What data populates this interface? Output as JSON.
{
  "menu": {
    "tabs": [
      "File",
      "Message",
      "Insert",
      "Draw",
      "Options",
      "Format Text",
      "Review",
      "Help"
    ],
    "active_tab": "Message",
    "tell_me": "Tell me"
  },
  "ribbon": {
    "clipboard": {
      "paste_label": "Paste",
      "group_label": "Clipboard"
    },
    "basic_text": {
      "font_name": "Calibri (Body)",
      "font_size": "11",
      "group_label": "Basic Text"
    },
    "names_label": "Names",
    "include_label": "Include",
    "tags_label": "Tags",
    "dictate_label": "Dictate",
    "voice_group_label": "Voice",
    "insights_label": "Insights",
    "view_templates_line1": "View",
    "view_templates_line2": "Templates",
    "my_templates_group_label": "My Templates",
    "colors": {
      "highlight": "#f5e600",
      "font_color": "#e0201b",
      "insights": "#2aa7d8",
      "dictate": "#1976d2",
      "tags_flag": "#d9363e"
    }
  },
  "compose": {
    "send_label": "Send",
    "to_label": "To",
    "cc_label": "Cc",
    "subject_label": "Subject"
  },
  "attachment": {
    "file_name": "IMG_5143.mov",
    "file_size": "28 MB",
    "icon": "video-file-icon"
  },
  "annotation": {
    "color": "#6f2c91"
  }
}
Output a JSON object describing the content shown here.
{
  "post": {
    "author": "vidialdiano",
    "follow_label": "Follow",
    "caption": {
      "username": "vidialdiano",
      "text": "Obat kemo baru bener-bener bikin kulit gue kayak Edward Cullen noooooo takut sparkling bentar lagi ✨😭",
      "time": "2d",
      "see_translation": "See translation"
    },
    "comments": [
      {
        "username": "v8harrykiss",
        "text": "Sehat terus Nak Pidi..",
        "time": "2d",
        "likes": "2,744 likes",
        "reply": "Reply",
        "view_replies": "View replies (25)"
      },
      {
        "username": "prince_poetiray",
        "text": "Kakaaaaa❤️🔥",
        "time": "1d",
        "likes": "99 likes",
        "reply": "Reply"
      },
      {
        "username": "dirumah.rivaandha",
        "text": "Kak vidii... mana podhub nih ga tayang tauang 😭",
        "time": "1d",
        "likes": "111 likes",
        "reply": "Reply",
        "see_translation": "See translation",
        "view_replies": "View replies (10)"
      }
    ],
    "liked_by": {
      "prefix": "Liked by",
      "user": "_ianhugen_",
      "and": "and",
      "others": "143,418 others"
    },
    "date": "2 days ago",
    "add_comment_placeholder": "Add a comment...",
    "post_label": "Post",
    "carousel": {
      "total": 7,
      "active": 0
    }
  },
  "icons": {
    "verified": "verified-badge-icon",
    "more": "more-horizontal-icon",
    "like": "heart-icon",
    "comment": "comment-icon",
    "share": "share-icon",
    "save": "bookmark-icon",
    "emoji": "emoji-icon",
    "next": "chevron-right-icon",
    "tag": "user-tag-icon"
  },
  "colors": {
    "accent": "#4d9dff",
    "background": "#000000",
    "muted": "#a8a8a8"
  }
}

========================================================================

Select from the material above each line in which the string "vidialdiano" appears, and list those lines.

    "author": "vidialdiano",
      "username": "vidialdiano",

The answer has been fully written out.